▶ [WHAT YOU WILL DO] Leave out the pictures and copy every record exactly.

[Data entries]
╭──
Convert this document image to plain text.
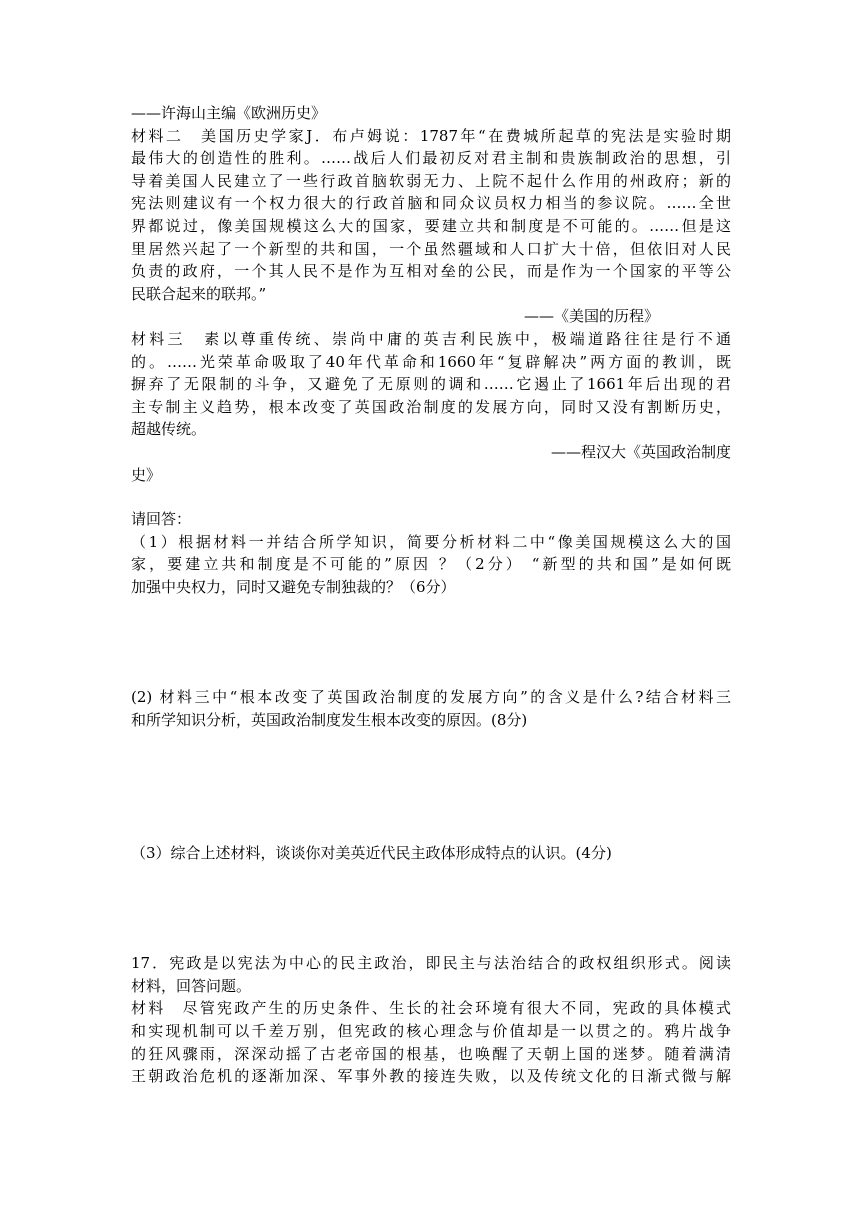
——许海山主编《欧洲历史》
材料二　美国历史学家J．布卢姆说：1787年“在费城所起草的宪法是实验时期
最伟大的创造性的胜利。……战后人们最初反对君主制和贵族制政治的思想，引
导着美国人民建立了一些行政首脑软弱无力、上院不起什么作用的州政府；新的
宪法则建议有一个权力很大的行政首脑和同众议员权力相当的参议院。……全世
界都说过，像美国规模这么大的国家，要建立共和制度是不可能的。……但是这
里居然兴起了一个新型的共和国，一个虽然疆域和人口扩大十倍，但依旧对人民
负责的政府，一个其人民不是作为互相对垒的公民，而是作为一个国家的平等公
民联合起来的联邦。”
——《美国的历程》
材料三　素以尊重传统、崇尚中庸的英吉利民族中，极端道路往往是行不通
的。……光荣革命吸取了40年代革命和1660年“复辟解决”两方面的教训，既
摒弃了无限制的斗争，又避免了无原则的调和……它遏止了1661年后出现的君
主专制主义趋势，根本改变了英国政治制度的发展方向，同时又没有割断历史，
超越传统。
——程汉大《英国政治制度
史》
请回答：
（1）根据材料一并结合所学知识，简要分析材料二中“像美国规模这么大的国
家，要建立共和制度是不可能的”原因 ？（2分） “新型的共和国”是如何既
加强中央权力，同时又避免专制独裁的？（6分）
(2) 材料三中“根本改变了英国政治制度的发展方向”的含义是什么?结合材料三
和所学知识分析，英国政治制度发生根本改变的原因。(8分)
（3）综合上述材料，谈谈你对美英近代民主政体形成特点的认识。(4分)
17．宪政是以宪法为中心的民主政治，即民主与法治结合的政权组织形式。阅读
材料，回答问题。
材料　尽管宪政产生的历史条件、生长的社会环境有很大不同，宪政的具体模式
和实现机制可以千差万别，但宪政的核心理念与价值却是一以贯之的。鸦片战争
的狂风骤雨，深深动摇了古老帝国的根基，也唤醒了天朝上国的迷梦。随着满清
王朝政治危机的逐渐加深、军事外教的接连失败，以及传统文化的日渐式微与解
╰──
▶ [WRITTEN ANSWER]
Convert this document image to plain text.
——许海山主编《欧洲历史》
材料二　美国历史学家J．布卢姆说：1787年“在费城所起草的宪法是实验时期
最伟大的创造性的胜利。……战后人们最初反对君主制和贵族制政治的思想，引
导着美国人民建立了一些行政首脑软弱无力、上院不起什么作用的州政府；新的
宪法则建议有一个权力很大的行政首脑和同众议员权力相当的参议院。……全世
界都说过，像美国规模这么大的国家，要建立共和制度是不可能的。……但是这
里居然兴起了一个新型的共和国，一个虽然疆域和人口扩大十倍，但依旧对人民
负责的政府，一个其人民不是作为互相对垒的公民，而是作为一个国家的平等公
民联合起来的联邦。”
——《美国的历程》
材料三　素以尊重传统、崇尚中庸的英吉利民族中，极端道路往往是行不通
的。……光荣革命吸取了40年代革命和1660年“复辟解决”两方面的教训，既
摒弃了无限制的斗争，又避免了无原则的调和……它遏止了1661年后出现的君
主专制主义趋势，根本改变了英国政治制度的发展方向，同时又没有割断历史，
超越传统。
——程汉大《英国政治制度
史》
请回答：
（1）根据材料一并结合所学知识，简要分析材料二中“像美国规模这么大的国
家，要建立共和制度是不可能的”原因 ？（2分） “新型的共和国”是如何既
加强中央权力，同时又避免专制独裁的？（6分）
(2) 材料三中“根本改变了英国政治制度的发展方向”的含义是什么?结合材料三
和所学知识分析，英国政治制度发生根本改变的原因。(8分)
（3）综合上述材料，谈谈你对美英近代民主政体形成特点的认识。(4分)
17．宪政是以宪法为中心的民主政治，即民主与法治结合的政权组织形式。阅读
材料，回答问题。
材料　尽管宪政产生的历史条件、生长的社会环境有很大不同，宪政的具体模式
和实现机制可以千差万别，但宪政的核心理念与价值却是一以贯之的。鸦片战争
的狂风骤雨，深深动摇了古老帝国的根基，也唤醒了天朝上国的迷梦。随着满清
王朝政治危机的逐渐加深、军事外教的接连失败，以及传统文化的日渐式微与解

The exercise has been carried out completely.